GIVEN EXERCISE: Gather each line of the records where "JSON" appears.

:::::

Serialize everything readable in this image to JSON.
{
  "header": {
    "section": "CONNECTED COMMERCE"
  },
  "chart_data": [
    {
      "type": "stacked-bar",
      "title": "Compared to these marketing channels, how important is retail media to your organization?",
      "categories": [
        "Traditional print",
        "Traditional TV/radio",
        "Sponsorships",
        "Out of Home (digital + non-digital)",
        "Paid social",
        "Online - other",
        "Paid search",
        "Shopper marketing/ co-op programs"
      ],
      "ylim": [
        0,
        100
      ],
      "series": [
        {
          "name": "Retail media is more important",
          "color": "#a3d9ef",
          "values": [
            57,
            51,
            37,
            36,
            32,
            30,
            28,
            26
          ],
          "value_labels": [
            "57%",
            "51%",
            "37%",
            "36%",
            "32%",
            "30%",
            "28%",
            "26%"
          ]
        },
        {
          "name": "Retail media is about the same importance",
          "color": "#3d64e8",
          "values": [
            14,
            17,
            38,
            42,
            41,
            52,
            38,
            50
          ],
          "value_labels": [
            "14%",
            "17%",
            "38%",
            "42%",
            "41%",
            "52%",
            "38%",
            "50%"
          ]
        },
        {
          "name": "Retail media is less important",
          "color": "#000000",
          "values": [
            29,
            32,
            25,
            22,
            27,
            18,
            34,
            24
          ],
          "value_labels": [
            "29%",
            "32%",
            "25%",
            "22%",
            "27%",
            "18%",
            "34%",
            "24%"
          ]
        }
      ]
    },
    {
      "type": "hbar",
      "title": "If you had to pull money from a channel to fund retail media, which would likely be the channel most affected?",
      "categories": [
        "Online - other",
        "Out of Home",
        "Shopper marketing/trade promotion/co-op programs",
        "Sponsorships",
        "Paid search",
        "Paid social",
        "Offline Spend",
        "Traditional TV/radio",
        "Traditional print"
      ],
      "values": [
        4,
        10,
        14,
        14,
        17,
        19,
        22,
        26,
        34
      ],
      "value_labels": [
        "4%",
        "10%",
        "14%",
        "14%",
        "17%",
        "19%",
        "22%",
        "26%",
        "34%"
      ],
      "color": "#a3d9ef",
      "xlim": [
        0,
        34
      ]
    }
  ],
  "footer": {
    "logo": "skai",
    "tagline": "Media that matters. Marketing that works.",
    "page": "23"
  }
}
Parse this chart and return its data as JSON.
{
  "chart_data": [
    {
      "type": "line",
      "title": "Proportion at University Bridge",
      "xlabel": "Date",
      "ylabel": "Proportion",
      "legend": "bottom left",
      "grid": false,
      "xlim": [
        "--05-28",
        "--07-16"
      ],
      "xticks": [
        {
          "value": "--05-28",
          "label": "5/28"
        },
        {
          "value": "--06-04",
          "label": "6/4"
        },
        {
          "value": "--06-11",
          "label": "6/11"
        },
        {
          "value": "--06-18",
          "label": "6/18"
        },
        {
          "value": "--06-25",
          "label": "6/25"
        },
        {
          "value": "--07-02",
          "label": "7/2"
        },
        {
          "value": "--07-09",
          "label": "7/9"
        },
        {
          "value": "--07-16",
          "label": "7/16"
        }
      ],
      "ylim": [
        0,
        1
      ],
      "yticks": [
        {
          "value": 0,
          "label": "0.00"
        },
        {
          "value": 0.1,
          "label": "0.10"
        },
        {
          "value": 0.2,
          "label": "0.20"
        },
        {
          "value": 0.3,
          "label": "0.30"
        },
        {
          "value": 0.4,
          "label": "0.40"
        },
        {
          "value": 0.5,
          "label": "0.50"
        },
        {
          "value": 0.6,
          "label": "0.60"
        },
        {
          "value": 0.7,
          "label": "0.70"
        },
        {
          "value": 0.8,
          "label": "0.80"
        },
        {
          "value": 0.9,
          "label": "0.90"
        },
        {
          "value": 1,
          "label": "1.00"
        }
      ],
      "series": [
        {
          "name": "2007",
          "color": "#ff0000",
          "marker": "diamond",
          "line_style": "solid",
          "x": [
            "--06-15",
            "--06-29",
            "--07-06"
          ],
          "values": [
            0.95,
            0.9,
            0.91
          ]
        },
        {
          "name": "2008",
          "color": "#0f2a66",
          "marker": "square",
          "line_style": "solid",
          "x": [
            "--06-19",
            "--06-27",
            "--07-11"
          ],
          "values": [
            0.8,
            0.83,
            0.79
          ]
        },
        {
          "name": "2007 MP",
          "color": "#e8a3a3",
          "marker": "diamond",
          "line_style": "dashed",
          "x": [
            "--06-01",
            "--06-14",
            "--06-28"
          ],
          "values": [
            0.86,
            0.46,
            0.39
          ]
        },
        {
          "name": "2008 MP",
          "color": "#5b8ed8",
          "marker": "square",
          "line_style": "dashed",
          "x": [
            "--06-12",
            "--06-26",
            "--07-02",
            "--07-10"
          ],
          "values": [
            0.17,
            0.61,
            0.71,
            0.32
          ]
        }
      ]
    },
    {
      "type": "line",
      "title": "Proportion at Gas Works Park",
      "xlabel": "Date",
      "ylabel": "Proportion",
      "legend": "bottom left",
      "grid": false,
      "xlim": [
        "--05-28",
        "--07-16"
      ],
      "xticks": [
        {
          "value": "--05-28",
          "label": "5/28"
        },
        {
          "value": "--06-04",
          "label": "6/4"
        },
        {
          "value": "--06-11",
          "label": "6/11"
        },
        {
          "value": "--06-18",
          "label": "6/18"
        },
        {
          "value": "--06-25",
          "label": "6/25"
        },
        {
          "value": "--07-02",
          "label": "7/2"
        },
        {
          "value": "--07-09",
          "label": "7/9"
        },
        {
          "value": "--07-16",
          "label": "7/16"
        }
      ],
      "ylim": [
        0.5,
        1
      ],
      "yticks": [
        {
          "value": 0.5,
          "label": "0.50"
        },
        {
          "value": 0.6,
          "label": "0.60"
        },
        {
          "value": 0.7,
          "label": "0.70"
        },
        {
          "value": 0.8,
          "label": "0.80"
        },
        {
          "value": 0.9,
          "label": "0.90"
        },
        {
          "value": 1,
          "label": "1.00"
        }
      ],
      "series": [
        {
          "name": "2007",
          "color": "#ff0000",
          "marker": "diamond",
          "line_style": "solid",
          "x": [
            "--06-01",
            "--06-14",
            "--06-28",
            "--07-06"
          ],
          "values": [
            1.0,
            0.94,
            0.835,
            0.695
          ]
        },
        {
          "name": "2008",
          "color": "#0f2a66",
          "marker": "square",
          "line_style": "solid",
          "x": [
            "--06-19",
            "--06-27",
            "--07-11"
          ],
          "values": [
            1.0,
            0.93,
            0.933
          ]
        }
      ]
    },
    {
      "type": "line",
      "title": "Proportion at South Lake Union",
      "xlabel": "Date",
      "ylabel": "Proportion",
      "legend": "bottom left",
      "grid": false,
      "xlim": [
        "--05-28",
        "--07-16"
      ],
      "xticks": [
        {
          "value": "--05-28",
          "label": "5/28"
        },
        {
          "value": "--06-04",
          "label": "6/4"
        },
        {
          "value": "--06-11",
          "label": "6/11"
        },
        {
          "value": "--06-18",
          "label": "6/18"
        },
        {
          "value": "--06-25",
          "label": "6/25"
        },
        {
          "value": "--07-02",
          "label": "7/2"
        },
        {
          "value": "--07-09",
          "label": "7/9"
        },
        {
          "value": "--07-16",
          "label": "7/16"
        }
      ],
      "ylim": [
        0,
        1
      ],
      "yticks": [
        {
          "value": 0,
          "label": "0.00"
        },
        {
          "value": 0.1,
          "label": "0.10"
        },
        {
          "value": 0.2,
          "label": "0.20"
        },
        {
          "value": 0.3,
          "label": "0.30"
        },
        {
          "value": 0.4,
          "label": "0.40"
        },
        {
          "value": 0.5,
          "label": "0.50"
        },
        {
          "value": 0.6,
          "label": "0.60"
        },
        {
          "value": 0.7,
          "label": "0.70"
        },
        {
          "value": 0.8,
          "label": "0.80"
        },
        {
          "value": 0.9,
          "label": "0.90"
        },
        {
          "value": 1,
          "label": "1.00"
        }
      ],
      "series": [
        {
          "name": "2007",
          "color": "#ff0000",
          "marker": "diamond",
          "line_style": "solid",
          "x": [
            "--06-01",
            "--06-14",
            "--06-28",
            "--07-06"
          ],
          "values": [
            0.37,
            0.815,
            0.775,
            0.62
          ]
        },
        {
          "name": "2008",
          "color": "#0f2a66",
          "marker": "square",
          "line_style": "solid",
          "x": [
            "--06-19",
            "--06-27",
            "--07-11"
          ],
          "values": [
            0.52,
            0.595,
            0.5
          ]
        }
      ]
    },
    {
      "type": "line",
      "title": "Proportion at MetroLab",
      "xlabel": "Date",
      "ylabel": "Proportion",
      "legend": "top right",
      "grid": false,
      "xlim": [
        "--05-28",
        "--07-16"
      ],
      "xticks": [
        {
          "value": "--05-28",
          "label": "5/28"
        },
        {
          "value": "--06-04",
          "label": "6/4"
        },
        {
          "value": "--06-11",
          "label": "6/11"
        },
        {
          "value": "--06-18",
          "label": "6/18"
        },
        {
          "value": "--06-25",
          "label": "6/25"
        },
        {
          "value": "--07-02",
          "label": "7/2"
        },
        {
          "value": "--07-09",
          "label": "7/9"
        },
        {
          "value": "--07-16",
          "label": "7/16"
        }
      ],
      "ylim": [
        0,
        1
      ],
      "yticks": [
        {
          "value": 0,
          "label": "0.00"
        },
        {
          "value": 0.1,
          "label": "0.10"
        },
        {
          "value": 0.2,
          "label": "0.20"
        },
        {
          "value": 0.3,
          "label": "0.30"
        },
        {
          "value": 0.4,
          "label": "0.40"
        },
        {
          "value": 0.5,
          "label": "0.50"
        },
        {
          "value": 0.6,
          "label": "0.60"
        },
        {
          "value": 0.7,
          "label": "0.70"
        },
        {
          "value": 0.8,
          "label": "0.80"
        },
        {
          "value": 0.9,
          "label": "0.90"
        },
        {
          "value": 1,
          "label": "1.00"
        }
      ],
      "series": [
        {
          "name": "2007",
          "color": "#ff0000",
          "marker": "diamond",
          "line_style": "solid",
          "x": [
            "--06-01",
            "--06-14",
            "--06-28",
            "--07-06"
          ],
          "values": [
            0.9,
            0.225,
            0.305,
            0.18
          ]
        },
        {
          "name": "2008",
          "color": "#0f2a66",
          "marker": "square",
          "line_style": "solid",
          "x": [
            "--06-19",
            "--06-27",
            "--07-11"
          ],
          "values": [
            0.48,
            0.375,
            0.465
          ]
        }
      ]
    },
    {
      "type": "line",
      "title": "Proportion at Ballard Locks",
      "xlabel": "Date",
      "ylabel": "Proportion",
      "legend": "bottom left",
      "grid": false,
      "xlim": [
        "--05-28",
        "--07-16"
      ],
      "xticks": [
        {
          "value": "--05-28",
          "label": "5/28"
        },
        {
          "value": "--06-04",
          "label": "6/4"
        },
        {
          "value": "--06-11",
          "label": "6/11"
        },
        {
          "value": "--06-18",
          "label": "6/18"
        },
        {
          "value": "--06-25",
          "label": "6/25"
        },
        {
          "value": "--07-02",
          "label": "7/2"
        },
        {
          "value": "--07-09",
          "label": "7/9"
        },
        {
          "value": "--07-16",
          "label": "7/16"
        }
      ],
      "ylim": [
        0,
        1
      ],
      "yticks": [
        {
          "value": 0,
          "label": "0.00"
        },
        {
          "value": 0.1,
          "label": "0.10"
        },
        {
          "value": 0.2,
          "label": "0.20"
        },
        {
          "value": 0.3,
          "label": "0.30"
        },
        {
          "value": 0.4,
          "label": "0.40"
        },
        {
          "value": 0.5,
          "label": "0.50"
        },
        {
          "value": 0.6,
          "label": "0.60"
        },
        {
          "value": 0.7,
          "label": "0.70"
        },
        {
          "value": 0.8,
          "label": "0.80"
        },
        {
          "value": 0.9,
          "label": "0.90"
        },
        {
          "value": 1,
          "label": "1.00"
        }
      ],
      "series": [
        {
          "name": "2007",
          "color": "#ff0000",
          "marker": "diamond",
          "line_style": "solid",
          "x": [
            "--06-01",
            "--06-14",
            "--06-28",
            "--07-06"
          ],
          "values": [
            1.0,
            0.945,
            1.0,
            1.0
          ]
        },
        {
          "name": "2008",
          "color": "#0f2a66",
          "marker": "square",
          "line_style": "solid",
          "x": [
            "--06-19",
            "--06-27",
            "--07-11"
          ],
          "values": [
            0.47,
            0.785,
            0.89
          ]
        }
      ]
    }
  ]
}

:::::

COMPLETE ANSWER:
Serialize everything readable in this image to JSON.
Parse this chart and return its data as JSON.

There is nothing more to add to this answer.